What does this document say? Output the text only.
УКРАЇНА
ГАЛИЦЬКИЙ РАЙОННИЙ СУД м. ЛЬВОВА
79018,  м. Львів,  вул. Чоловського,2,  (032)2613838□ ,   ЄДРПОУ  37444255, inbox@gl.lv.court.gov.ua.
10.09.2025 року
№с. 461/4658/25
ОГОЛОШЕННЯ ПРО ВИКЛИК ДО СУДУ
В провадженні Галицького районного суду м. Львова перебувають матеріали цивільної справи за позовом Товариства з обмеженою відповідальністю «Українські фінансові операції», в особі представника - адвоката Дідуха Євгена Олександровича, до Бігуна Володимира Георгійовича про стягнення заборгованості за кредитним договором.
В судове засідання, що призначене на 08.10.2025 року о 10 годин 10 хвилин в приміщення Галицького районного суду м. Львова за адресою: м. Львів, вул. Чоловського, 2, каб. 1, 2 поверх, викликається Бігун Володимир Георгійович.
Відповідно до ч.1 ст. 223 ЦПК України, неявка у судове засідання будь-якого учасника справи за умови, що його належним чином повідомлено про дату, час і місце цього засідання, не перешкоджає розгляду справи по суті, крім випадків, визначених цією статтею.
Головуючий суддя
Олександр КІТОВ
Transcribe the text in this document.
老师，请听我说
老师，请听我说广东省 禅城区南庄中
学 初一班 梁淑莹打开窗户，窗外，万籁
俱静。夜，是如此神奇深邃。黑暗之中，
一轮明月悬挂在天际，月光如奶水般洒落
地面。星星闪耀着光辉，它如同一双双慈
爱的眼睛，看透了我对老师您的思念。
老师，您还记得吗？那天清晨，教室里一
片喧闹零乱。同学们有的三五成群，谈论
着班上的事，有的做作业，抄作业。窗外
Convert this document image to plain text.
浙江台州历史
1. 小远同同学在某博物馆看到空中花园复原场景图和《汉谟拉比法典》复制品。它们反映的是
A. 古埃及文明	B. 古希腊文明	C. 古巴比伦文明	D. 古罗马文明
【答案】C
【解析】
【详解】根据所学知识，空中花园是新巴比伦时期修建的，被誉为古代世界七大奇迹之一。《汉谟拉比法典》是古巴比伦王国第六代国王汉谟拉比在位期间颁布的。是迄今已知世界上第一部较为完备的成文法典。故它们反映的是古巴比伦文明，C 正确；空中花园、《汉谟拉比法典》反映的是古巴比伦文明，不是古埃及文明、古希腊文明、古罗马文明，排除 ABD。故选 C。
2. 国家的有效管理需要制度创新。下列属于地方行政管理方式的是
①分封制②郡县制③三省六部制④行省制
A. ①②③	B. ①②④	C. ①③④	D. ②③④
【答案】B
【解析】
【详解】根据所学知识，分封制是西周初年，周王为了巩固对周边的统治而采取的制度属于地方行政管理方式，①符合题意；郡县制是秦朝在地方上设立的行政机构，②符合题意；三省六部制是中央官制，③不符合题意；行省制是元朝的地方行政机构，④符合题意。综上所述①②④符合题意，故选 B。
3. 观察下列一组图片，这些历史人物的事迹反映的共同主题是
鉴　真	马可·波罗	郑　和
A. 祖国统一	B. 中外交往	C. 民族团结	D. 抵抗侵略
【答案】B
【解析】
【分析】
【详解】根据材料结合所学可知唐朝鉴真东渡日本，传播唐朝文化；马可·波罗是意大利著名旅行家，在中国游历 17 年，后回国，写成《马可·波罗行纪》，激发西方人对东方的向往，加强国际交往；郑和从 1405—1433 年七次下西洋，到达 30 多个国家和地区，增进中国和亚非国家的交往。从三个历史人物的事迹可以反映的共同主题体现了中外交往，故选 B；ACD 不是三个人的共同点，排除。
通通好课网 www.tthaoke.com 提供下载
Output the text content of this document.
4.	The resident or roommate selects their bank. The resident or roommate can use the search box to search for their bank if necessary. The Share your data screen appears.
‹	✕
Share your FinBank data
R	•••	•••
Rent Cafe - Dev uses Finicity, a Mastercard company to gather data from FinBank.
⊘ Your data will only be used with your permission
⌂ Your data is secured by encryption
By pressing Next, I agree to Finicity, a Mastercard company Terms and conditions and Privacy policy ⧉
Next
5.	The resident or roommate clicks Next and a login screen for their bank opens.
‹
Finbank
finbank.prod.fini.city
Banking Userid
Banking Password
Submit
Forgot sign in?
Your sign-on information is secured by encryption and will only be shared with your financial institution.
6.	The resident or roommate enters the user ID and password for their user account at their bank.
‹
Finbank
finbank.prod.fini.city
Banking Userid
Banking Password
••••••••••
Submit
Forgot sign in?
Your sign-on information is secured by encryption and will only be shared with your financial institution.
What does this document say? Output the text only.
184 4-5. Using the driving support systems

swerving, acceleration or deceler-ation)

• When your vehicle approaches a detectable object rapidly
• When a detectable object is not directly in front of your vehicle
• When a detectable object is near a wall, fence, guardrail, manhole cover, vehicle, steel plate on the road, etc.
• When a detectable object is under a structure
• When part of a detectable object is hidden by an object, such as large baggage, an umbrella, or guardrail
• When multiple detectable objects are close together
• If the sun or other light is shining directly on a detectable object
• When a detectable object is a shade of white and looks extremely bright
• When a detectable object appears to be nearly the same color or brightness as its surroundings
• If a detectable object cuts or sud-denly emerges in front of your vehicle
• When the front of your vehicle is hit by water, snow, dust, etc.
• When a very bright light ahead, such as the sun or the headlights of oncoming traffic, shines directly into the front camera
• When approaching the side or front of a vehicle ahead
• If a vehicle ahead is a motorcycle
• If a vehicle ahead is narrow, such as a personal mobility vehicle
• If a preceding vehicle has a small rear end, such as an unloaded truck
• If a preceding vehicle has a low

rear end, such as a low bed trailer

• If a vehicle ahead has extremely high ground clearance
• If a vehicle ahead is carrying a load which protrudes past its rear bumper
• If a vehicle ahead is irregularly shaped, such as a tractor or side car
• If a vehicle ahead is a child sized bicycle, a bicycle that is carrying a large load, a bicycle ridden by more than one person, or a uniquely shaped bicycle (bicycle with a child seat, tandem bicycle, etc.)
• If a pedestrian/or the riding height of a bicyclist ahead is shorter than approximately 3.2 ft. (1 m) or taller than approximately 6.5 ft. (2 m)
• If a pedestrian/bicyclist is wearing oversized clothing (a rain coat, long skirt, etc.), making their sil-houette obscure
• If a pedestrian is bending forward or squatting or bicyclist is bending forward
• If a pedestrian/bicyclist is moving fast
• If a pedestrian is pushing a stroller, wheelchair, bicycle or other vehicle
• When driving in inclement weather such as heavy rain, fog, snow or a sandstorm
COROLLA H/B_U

------------------------------------------------------------

**Aim**
Tally how many lines of the material contain the word "such". The answer must be the number and nothing else.

**Reply**
7